■ WHAT THE EXERCISE ASKS: Repeat every record below exactly, but leave out any pictures.
━━━━━ ENTRIES SHOWN ━━━━━
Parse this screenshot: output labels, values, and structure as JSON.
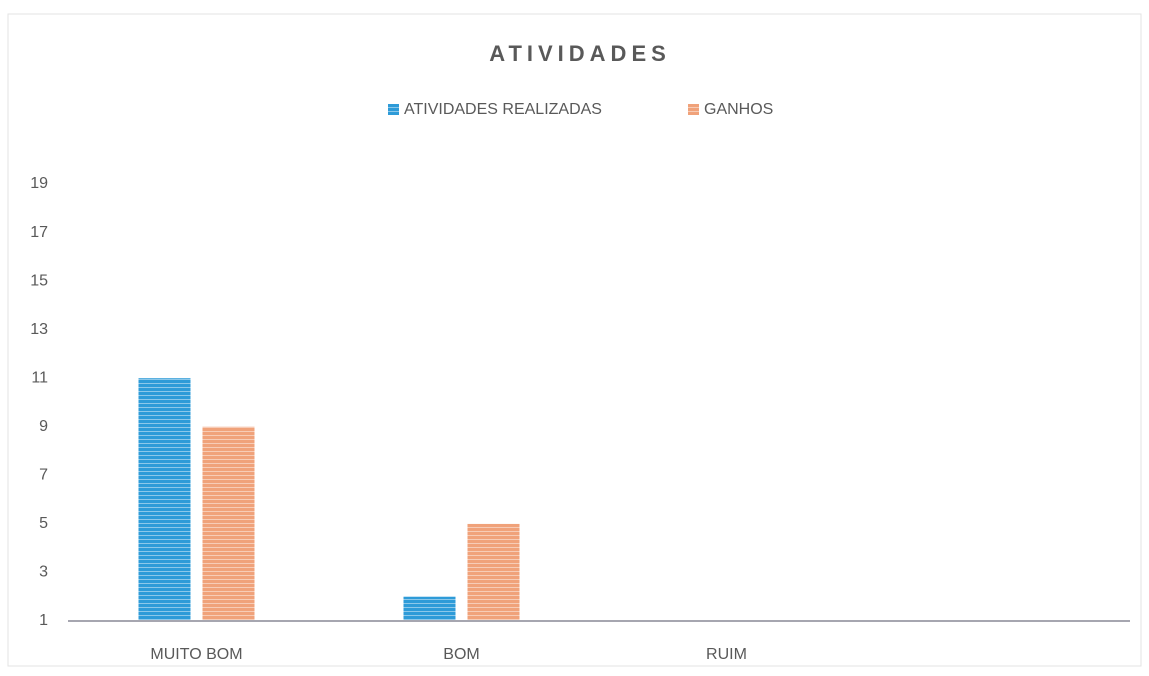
{
  "chart_data": {
    "type": "bar",
    "title": "ATIVIDADES",
    "categories": [
      "MUITO BOM",
      "BOM",
      "RUIM",
      null
    ],
    "series": [
      {
        "name": "ATIVIDADES REALIZADAS",
        "color": "#2e9bd8",
        "values": [
          11,
          2,
          null,
          null
        ]
      },
      {
        "name": "GANHOS",
        "color": "#f0a27a",
        "values": [
          9,
          5,
          null,
          null
        ]
      }
    ],
    "ylim": [
      1,
      19
    ],
    "yticks": [
      1,
      3,
      5,
      7,
      9,
      11,
      13,
      15,
      17,
      19
    ],
    "grid": false,
    "legend": "top"
  }
}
━━━━━
■ TASK RESULT:
Parse this screenshot: output labels, values, and structure as JSON.
{
  "chart_data": {
    "type": "bar",
    "title": "ATIVIDADES",
    "categories": [
      "MUITO BOM",
      "BOM",
      "RUIM",
      null
    ],
    "series": [
      {
        "name": "ATIVIDADES REALIZADAS",
        "color": "#2e9bd8",
        "values": [
          11,
          2,
          null,
          null
        ]
      },
      {
        "name": "GANHOS",
        "color": "#f0a27a",
        "values": [
          9,
          5,
          null,
          null
        ]
      }
    ],
    "ylim": [
      1,
      19
    ],
    "yticks": [
      1,
      3,
      5,
      7,
      9,
      11,
      13,
      15,
      17,
      19
    ],
    "grid": false,
    "legend": "top"
  }
}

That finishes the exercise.